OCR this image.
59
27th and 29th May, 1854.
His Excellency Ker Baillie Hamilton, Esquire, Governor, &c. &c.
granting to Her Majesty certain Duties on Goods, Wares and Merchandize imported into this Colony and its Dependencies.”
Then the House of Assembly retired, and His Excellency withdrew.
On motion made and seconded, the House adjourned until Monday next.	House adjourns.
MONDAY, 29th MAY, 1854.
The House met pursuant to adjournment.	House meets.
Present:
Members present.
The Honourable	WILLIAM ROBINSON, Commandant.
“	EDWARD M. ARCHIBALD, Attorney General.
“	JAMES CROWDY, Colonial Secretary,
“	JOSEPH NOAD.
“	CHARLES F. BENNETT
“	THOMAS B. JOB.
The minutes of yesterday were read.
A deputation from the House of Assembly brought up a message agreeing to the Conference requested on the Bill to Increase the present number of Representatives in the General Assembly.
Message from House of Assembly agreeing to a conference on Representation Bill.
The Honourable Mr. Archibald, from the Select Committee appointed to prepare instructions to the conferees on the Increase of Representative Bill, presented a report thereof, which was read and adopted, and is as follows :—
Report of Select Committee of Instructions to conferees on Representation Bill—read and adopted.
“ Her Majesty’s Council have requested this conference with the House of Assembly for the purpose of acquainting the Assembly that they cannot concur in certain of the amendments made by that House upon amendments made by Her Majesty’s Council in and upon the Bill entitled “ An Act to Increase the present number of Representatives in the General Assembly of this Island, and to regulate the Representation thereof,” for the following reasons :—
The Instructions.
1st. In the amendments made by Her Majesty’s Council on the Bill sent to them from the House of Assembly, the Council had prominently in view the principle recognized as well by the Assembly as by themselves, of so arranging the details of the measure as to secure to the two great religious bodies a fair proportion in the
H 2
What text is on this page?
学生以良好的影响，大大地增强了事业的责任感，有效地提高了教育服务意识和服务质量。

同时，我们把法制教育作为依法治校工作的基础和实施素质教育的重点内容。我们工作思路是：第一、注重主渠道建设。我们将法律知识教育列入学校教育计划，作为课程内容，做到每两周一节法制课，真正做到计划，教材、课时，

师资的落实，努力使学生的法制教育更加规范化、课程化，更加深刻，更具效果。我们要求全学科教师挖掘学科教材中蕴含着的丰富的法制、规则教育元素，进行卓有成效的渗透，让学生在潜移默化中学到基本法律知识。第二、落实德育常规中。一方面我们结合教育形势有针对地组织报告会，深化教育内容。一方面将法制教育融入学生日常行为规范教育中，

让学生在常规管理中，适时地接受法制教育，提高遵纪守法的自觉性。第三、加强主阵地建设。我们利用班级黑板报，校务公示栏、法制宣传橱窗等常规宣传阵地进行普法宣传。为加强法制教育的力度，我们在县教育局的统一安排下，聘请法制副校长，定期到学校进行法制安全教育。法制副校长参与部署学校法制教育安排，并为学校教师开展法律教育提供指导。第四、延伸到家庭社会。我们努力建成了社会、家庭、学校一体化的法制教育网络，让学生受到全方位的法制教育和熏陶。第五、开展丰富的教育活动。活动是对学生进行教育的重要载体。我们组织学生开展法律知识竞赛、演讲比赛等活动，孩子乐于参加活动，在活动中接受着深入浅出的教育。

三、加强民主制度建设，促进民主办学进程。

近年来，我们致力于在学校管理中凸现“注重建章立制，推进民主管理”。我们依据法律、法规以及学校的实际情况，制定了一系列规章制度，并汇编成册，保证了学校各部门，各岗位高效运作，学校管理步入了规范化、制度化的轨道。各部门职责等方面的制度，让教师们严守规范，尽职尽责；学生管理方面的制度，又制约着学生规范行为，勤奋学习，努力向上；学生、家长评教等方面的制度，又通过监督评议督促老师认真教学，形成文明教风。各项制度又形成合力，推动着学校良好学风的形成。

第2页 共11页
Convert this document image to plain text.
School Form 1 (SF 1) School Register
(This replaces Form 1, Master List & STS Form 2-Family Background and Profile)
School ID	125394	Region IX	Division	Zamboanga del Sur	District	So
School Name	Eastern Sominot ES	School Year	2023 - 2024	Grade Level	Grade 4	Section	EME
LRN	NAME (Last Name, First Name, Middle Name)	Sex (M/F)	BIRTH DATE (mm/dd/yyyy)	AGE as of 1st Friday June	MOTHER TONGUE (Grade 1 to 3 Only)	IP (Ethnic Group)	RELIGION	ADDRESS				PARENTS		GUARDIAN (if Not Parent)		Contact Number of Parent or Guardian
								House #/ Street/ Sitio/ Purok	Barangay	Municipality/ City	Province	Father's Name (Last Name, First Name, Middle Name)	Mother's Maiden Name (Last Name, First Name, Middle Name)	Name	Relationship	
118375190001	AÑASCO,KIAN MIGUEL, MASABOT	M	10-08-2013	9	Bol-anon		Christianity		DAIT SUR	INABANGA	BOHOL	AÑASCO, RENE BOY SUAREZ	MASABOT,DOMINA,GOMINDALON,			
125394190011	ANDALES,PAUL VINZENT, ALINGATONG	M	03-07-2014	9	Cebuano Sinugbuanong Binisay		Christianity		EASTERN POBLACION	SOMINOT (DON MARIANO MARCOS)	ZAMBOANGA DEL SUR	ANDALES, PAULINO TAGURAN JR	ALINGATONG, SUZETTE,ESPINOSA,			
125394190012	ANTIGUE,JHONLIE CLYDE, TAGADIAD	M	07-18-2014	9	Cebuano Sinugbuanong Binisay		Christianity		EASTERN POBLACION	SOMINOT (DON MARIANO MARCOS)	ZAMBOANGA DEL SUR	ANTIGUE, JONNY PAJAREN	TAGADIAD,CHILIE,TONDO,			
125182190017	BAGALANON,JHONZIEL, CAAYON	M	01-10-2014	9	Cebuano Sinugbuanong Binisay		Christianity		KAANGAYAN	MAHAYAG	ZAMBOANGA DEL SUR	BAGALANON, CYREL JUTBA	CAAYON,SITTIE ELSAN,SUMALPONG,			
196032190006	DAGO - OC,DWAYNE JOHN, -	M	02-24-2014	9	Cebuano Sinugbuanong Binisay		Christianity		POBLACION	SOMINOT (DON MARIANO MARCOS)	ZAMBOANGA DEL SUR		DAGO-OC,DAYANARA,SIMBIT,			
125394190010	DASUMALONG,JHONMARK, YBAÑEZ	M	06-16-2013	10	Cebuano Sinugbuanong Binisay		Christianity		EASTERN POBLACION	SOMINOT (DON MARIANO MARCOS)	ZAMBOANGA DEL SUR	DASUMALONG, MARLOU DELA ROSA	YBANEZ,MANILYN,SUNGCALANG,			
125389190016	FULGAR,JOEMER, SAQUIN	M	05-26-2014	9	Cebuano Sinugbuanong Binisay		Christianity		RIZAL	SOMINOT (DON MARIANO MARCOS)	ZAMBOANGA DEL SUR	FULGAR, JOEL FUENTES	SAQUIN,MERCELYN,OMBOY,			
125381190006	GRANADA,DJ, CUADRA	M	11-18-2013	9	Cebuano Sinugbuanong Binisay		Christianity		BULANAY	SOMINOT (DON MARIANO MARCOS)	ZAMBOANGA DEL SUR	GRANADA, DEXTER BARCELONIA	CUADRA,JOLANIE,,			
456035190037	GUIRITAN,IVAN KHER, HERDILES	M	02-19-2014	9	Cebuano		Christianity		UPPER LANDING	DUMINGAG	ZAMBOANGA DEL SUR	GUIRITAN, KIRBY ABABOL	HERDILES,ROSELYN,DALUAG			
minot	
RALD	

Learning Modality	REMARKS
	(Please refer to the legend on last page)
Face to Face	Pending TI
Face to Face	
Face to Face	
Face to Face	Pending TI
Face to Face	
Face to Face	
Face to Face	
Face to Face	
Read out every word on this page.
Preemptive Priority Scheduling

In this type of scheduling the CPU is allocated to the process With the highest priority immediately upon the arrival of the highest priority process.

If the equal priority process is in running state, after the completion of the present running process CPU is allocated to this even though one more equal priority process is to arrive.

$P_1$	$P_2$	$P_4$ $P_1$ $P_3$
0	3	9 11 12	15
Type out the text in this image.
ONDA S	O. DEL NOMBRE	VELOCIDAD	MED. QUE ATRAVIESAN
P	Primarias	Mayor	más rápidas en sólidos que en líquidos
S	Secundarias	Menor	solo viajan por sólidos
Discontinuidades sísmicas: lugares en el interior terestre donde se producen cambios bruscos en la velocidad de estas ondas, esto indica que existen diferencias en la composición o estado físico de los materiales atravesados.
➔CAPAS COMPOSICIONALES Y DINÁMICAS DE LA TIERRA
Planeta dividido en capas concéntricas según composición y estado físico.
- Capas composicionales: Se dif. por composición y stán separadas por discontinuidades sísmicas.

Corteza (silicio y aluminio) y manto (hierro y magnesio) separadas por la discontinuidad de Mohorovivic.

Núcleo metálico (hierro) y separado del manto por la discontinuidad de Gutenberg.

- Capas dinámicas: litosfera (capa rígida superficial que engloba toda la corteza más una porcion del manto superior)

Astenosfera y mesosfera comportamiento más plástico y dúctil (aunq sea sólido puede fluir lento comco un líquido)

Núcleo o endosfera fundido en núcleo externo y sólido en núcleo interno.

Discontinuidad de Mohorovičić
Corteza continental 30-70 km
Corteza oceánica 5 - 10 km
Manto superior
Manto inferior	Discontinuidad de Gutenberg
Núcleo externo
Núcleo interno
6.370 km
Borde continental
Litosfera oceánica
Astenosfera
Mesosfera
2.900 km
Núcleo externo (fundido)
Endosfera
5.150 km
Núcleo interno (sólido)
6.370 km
══════════════════════════════
_WHAT IS REQUIRED_
Return a copy of every line that includes the word "process".

_RESULT FOR THIS EXERCISE_
In this type of scheduling the CPU is allocated to the process With the highest priority immediately upon the arrival of the highest priority process.
If the equal priority process is in running state, after the completion of the present running process CPU is allocated to this even though one more equal priority process is to arrive.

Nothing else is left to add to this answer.